## Exercise brief
Take every line where the string "Velocity" appears and copy it.

## Data records
______
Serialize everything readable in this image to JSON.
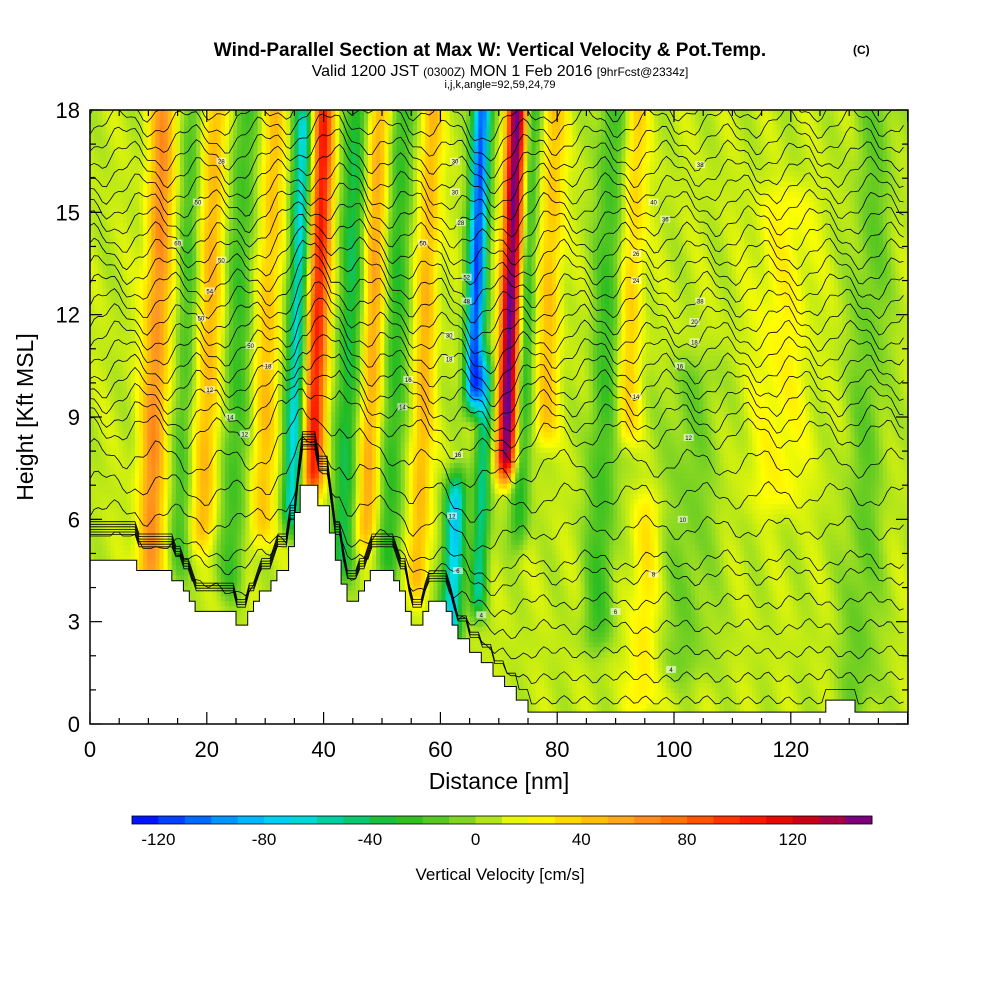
{
  "title": {
    "main": "Wind-Parallel Section at Max W: Vertical Velocity & Pot.Temp.",
    "copyright": "(C)",
    "valid_prefix": "Valid 1200 JST",
    "utc": "(0300Z)",
    "valid_date": "MON 1 Feb 2016",
    "fcst": "[9hrFcst@2334z]",
    "params": "i,j,k,angle=92,59,24,79"
  },
  "chart_data": {
    "type": "heatmap",
    "xlabel": "Distance [nm]",
    "ylabel": "Height [Kft MSL]",
    "xlim": [
      0,
      140
    ],
    "ylim": [
      0,
      18
    ],
    "x_ticks": [
      "0",
      "20",
      "40",
      "60",
      "80",
      "100",
      "120"
    ],
    "y_ticks": [
      "0",
      "3",
      "6",
      "9",
      "12",
      "15",
      "18"
    ],
    "colorbar": {
      "label": "Vertical Velocity [cm/s]",
      "min": -130,
      "max": 150,
      "step": 10,
      "tick_labels": [
        "-120",
        "-80",
        "-40",
        "0",
        "40",
        "80",
        "120"
      ],
      "tick_values": [
        -120,
        -80,
        -40,
        0,
        40,
        80,
        120
      ]
    },
    "terrain_kft": [
      [
        0,
        4.8
      ],
      [
        8,
        4.8
      ],
      [
        8,
        4.5
      ],
      [
        14,
        4.5
      ],
      [
        14,
        4.2
      ],
      [
        16,
        4.2
      ],
      [
        16,
        3.9
      ],
      [
        17,
        3.9
      ],
      [
        17,
        3.6
      ],
      [
        18,
        3.6
      ],
      [
        18,
        3.3
      ],
      [
        25,
        3.3
      ],
      [
        25,
        2.9
      ],
      [
        27,
        2.9
      ],
      [
        27,
        3.3
      ],
      [
        28,
        3.3
      ],
      [
        28,
        3.6
      ],
      [
        29,
        3.6
      ],
      [
        29,
        3.9
      ],
      [
        31,
        3.9
      ],
      [
        31,
        4.2
      ],
      [
        32,
        4.2
      ],
      [
        32,
        4.5
      ],
      [
        34,
        4.5
      ],
      [
        34,
        5.2
      ],
      [
        35,
        5.2
      ],
      [
        35,
        6.2
      ],
      [
        36,
        6.2
      ],
      [
        36,
        7.0
      ],
      [
        39,
        7.0
      ],
      [
        39,
        6.4
      ],
      [
        41,
        6.4
      ],
      [
        41,
        5.6
      ],
      [
        42,
        5.6
      ],
      [
        42,
        4.8
      ],
      [
        43,
        4.8
      ],
      [
        43,
        4.1
      ],
      [
        44,
        4.1
      ],
      [
        44,
        3.6
      ],
      [
        46,
        3.6
      ],
      [
        46,
        3.9
      ],
      [
        47,
        3.9
      ],
      [
        47,
        4.2
      ],
      [
        48,
        4.2
      ],
      [
        48,
        4.5
      ],
      [
        52,
        4.5
      ],
      [
        52,
        4.2
      ],
      [
        53,
        4.2
      ],
      [
        53,
        3.9
      ],
      [
        54,
        3.9
      ],
      [
        54,
        3.3
      ],
      [
        55,
        3.3
      ],
      [
        55,
        2.9
      ],
      [
        57,
        2.9
      ],
      [
        57,
        3.3
      ],
      [
        58,
        3.3
      ],
      [
        58,
        3.6
      ],
      [
        61,
        3.6
      ],
      [
        61,
        3.3
      ],
      [
        62,
        3.3
      ],
      [
        62,
        2.9
      ],
      [
        63,
        2.9
      ],
      [
        63,
        2.5
      ],
      [
        65,
        2.5
      ],
      [
        65,
        2.1
      ],
      [
        67,
        2.1
      ],
      [
        67,
        1.8
      ],
      [
        69,
        1.8
      ],
      [
        69,
        1.4
      ],
      [
        71,
        1.4
      ],
      [
        71,
        1.1
      ],
      [
        73,
        1.1
      ],
      [
        73,
        0.7
      ],
      [
        75,
        0.7
      ],
      [
        75,
        0.35
      ],
      [
        126,
        0.35
      ],
      [
        126,
        0.7
      ],
      [
        131,
        0.7
      ],
      [
        131,
        0.35
      ],
      [
        140,
        0.35
      ]
    ],
    "bands": [
      {
        "x": 11,
        "w": 2.2,
        "amp": 55,
        "y0": 4.0,
        "y1": 18.0
      },
      {
        "x": 16,
        "w": 1.8,
        "amp": -25,
        "y0": 5.0,
        "y1": 18.0
      },
      {
        "x": 20,
        "w": 2.0,
        "amp": 40,
        "y0": 6.0,
        "y1": 18.0
      },
      {
        "x": 25,
        "w": 2.2,
        "amp": -30,
        "y0": 4.5,
        "y1": 18.0
      },
      {
        "x": 30,
        "w": 2.0,
        "amp": 35,
        "y0": 6.0,
        "y1": 18.0
      },
      {
        "x": 35,
        "w": 1.6,
        "amp": -75,
        "y0": 6.5,
        "y1": 17.5
      },
      {
        "x": 38.5,
        "w": 1.8,
        "amp": 95,
        "y0": 7.5,
        "y1": 17.8
      },
      {
        "x": 44,
        "w": 2.0,
        "amp": -45,
        "y0": 5.0,
        "y1": 18.0
      },
      {
        "x": 48,
        "w": 1.8,
        "amp": 45,
        "y0": 6.0,
        "y1": 18.0
      },
      {
        "x": 52,
        "w": 2.0,
        "amp": -35,
        "y0": 5.0,
        "y1": 18.0
      },
      {
        "x": 57,
        "w": 1.8,
        "amp": 40,
        "y0": 4.5,
        "y1": 18.0
      },
      {
        "x": 63,
        "w": 1.8,
        "amp": -85,
        "y0": 3.0,
        "y1": 6.5
      },
      {
        "x": 65.5,
        "w": 1.6,
        "amp": -120,
        "y0": 10.0,
        "y1": 18.0
      },
      {
        "x": 67.5,
        "w": 1.4,
        "amp": -60,
        "y0": 4.0,
        "y1": 10.0
      },
      {
        "x": 71.5,
        "w": 1.7,
        "amp": 145,
        "y0": 8.0,
        "y1": 18.0
      },
      {
        "x": 74,
        "w": 1.6,
        "amp": -40,
        "y0": 6.0,
        "y1": 18.0
      },
      {
        "x": 78,
        "w": 2.0,
        "amp": 35,
        "y0": 9.0,
        "y1": 18.0
      },
      {
        "x": 88,
        "w": 2.5,
        "amp": -30,
        "y0": 3.0,
        "y1": 18.0
      },
      {
        "x": 92,
        "w": 2.0,
        "amp": 30,
        "y0": 9.0,
        "y1": 18.0
      },
      {
        "x": 96,
        "w": 2.5,
        "amp": 22,
        "y0": 1.0,
        "y1": 6.0
      },
      {
        "x": 103,
        "w": 5.0,
        "amp": -15,
        "y0": 2.0,
        "y1": 10.0
      },
      {
        "x": 118,
        "w": 5.0,
        "amp": 15,
        "y0": 7.0,
        "y1": 15.0
      },
      {
        "x": 133,
        "w": 3.5,
        "amp": -18,
        "y0": 1.0,
        "y1": 18.0
      }
    ],
    "contour_labels": [
      {
        "x": 22.5,
        "y": 16.5,
        "t": "28"
      },
      {
        "x": 18.5,
        "y": 15.3,
        "t": "50"
      },
      {
        "x": 15,
        "y": 14.1,
        "t": "60"
      },
      {
        "x": 22.5,
        "y": 13.6,
        "t": "50"
      },
      {
        "x": 20.5,
        "y": 12.7,
        "t": "54"
      },
      {
        "x": 19,
        "y": 11.9,
        "t": "50"
      },
      {
        "x": 27.5,
        "y": 11.1,
        "t": "50"
      },
      {
        "x": 30.5,
        "y": 10.5,
        "t": "18"
      },
      {
        "x": 20.5,
        "y": 9.8,
        "t": "12"
      },
      {
        "x": 24,
        "y": 9.0,
        "t": "14"
      },
      {
        "x": 26.5,
        "y": 8.5,
        "t": "12"
      },
      {
        "x": 57,
        "y": 14.1,
        "t": "50"
      },
      {
        "x": 62.5,
        "y": 16.5,
        "t": "30"
      },
      {
        "x": 62.5,
        "y": 15.6,
        "t": "30"
      },
      {
        "x": 63.5,
        "y": 14.7,
        "t": "28"
      },
      {
        "x": 64.5,
        "y": 13.1,
        "t": "52"
      },
      {
        "x": 64.5,
        "y": 12.4,
        "t": "48"
      },
      {
        "x": 61.5,
        "y": 11.4,
        "t": "30"
      },
      {
        "x": 61.5,
        "y": 10.7,
        "t": "18"
      },
      {
        "x": 54.5,
        "y": 10.1,
        "t": "16"
      },
      {
        "x": 53.5,
        "y": 9.3,
        "t": "14"
      },
      {
        "x": 63,
        "y": 7.9,
        "t": "16"
      },
      {
        "x": 62,
        "y": 6.1,
        "t": "12"
      },
      {
        "x": 63,
        "y": 4.5,
        "t": "6"
      },
      {
        "x": 67,
        "y": 3.2,
        "t": "4"
      },
      {
        "x": 104.5,
        "y": 16.4,
        "t": "38"
      },
      {
        "x": 96.5,
        "y": 15.3,
        "t": "40"
      },
      {
        "x": 98.5,
        "y": 14.8,
        "t": "36"
      },
      {
        "x": 93.5,
        "y": 13.8,
        "t": "26"
      },
      {
        "x": 93.5,
        "y": 13.0,
        "t": "24"
      },
      {
        "x": 104.5,
        "y": 12.4,
        "t": "38"
      },
      {
        "x": 103.5,
        "y": 11.8,
        "t": "20"
      },
      {
        "x": 103.5,
        "y": 11.2,
        "t": "18"
      },
      {
        "x": 101,
        "y": 10.5,
        "t": "16"
      },
      {
        "x": 93.5,
        "y": 9.6,
        "t": "14"
      },
      {
        "x": 102.5,
        "y": 8.4,
        "t": "12"
      },
      {
        "x": 101.5,
        "y": 6.0,
        "t": "10"
      },
      {
        "x": 96.5,
        "y": 4.4,
        "t": "8"
      },
      {
        "x": 90,
        "y": 3.3,
        "t": "6"
      },
      {
        "x": 99.5,
        "y": 1.6,
        "t": "4"
      }
    ]
  }
}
______
## Worked answer
    "main": "Wind-Parallel Section at Max W: Vertical Velocity & Pot.Temp.",
      "label": "Vertical Velocity [cm/s]",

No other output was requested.